___ Given information

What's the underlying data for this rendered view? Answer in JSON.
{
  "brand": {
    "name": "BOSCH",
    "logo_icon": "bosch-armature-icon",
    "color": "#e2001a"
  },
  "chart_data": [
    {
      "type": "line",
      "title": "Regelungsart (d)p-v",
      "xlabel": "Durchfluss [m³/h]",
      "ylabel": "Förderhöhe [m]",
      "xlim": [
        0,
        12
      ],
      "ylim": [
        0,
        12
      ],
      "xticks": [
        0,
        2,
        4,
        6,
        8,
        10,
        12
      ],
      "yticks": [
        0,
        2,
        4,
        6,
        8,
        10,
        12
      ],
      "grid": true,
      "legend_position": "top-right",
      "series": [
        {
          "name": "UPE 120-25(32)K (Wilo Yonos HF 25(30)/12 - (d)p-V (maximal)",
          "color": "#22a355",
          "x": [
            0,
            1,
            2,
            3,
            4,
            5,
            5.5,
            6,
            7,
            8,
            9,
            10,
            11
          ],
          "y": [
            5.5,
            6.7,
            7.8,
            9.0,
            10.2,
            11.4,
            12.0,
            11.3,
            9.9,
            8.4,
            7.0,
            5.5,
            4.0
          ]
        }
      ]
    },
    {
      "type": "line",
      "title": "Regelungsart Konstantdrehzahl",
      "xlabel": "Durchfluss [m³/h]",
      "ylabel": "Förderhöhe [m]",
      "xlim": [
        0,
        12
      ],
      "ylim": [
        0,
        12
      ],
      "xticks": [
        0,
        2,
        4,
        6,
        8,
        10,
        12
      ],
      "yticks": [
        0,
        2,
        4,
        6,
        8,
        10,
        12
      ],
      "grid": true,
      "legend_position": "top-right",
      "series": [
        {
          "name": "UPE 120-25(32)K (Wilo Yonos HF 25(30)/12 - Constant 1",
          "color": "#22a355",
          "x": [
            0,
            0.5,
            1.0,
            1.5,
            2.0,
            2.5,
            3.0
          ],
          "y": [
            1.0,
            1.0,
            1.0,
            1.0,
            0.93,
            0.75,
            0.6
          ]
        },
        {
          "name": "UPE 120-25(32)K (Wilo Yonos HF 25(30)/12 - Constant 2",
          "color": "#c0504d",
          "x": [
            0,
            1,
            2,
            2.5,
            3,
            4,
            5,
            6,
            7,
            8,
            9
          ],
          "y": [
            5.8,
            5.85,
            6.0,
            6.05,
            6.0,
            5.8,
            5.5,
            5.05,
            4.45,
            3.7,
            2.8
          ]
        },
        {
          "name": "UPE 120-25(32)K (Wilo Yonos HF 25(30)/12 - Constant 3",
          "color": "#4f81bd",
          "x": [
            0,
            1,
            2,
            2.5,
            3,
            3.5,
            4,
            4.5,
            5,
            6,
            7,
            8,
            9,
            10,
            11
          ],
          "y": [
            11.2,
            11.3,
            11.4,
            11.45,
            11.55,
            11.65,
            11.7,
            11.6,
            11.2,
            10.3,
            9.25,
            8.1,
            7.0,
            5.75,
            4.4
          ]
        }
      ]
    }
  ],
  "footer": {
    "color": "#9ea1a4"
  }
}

______

> Your instructions: Pull every line holding "Regelungsart" out of the records.

> Correct response:
      "title": "Regelungsart (d)p-v",
      "title": "Regelungsart Konstantdrehzahl",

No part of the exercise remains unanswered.